*Exercise goal*
Work out how many lines of the listing hold the string "oxide". Answer with that number alone.

------

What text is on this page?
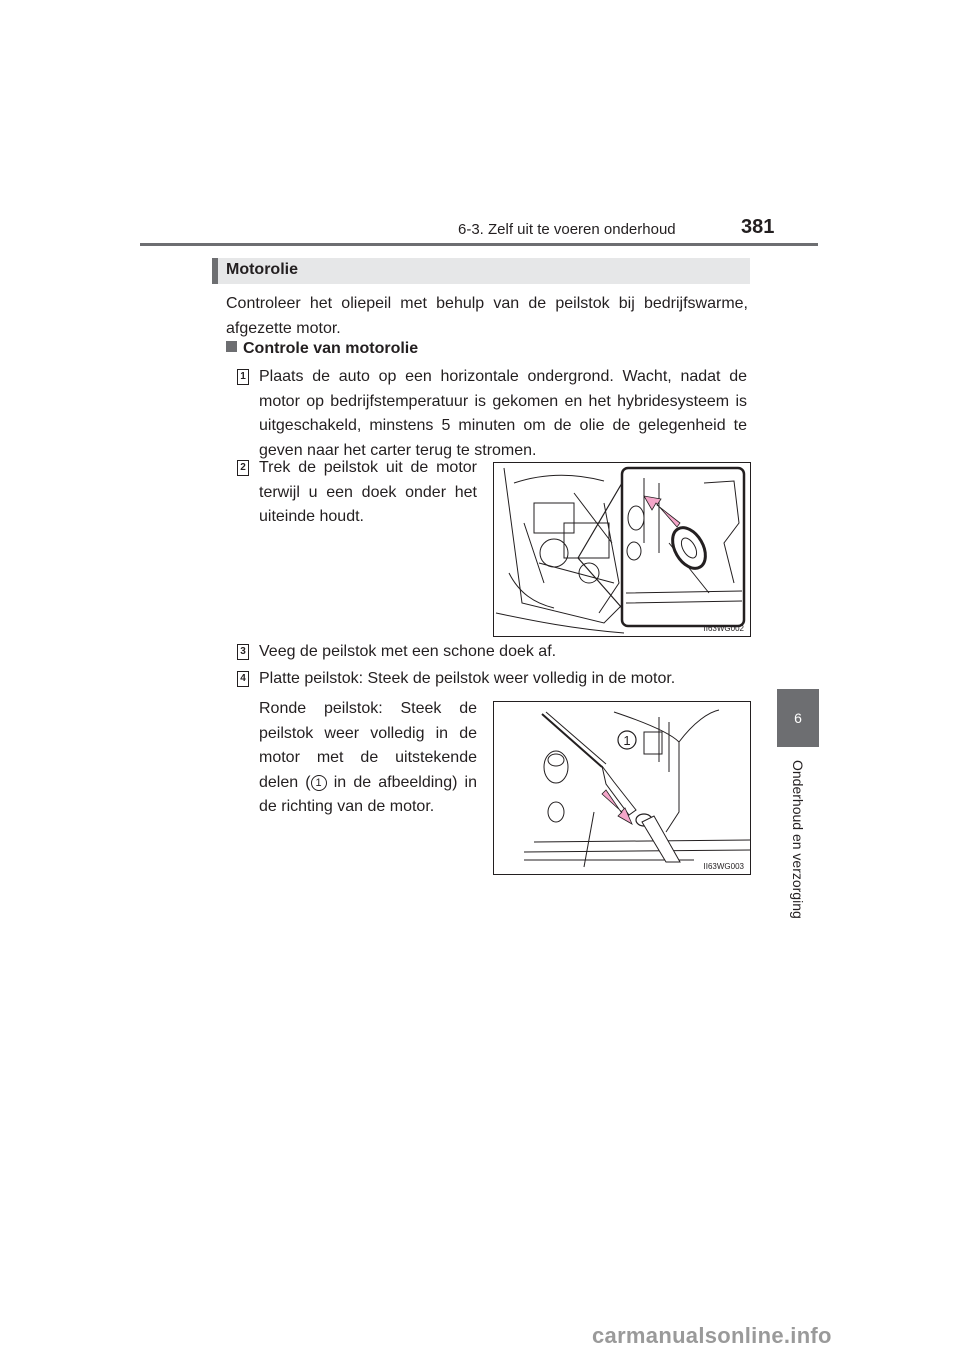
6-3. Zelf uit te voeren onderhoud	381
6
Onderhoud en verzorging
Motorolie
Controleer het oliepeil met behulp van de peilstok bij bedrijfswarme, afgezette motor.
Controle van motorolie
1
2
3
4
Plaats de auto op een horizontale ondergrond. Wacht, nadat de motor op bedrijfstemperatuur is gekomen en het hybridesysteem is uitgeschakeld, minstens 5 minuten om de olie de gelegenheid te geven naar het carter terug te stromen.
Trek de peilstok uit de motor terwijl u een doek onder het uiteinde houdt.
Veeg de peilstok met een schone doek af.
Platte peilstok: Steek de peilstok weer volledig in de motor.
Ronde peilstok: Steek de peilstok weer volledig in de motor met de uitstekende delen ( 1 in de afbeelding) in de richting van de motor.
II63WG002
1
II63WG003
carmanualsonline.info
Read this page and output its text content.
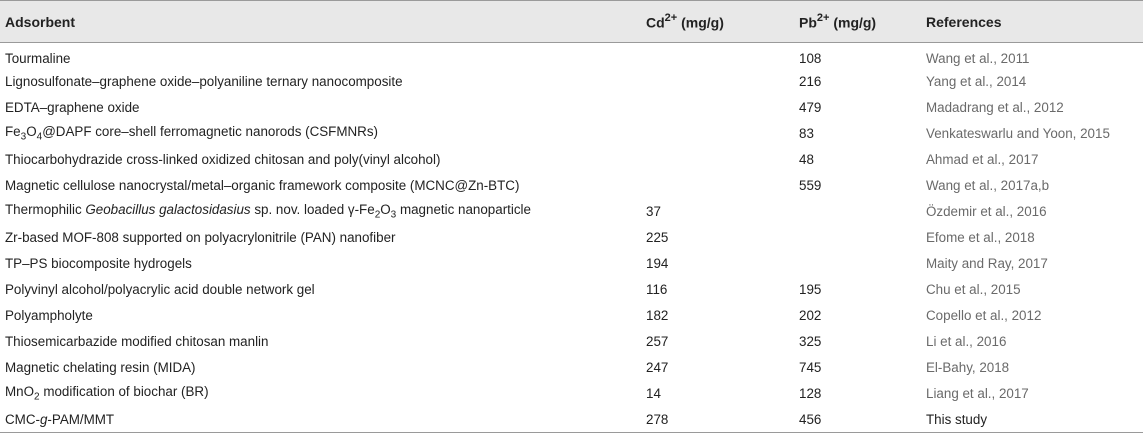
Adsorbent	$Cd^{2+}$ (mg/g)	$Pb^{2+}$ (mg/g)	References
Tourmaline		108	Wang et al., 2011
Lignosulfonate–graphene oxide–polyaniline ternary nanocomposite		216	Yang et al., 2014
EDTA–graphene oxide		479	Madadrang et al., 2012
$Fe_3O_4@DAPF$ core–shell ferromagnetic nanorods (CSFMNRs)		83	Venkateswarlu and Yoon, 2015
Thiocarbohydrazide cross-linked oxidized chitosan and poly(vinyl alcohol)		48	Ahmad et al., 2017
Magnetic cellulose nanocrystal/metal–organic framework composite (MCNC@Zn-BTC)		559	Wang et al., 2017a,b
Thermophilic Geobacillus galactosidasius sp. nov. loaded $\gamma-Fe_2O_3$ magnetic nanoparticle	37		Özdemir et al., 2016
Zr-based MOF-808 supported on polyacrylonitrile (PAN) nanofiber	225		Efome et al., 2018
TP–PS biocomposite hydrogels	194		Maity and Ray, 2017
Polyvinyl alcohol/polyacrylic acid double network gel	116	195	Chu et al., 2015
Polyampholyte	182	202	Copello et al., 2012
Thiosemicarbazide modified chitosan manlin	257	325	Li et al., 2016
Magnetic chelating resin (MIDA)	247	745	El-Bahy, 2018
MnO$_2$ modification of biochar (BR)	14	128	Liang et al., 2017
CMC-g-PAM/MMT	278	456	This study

------

*Reply*
2